== TASK OBJECTIVE ==
Where a line in the listing below contains the word "text", copy that line.

== DATASET RECORDS ==

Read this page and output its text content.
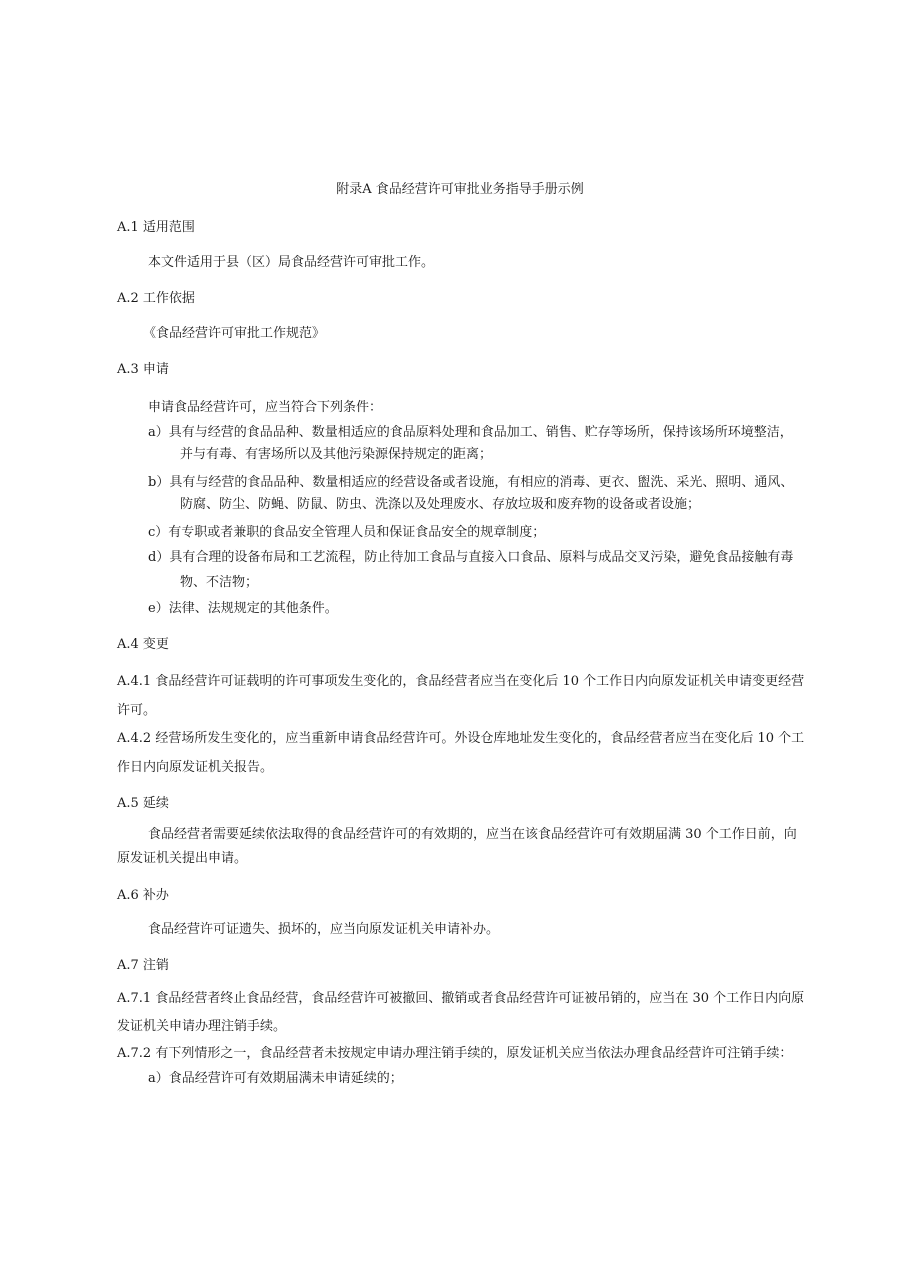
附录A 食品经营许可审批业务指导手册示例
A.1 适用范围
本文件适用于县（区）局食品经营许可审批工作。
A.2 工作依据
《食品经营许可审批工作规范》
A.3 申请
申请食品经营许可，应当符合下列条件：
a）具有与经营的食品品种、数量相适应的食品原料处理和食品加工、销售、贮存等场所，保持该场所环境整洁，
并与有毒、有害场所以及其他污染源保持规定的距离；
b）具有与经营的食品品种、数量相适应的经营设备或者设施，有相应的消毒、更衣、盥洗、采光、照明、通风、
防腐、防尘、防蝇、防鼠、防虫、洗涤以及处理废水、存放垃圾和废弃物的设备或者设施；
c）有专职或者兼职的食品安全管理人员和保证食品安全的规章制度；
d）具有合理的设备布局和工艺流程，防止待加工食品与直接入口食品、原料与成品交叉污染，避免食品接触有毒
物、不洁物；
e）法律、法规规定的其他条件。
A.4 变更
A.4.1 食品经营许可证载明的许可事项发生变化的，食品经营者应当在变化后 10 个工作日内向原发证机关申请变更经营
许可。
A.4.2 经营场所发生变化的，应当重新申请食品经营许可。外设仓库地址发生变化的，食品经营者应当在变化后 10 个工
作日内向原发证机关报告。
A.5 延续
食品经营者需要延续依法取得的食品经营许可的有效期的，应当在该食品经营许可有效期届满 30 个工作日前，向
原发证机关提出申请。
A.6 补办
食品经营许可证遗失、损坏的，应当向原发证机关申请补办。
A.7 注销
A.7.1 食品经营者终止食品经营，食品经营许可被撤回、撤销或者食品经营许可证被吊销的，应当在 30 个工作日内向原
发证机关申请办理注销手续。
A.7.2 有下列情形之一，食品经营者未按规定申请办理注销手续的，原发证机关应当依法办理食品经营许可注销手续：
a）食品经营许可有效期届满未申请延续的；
---
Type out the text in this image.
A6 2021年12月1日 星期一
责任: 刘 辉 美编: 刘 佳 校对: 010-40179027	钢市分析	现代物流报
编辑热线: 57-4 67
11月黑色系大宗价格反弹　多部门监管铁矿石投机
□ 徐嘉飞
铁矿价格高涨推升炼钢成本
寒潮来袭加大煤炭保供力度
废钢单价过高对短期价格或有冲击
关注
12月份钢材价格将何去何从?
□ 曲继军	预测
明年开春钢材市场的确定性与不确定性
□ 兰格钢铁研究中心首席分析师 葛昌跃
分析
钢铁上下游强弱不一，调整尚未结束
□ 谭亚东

== RESULT ==
Read this page and output its text content.
Type out the text in this image.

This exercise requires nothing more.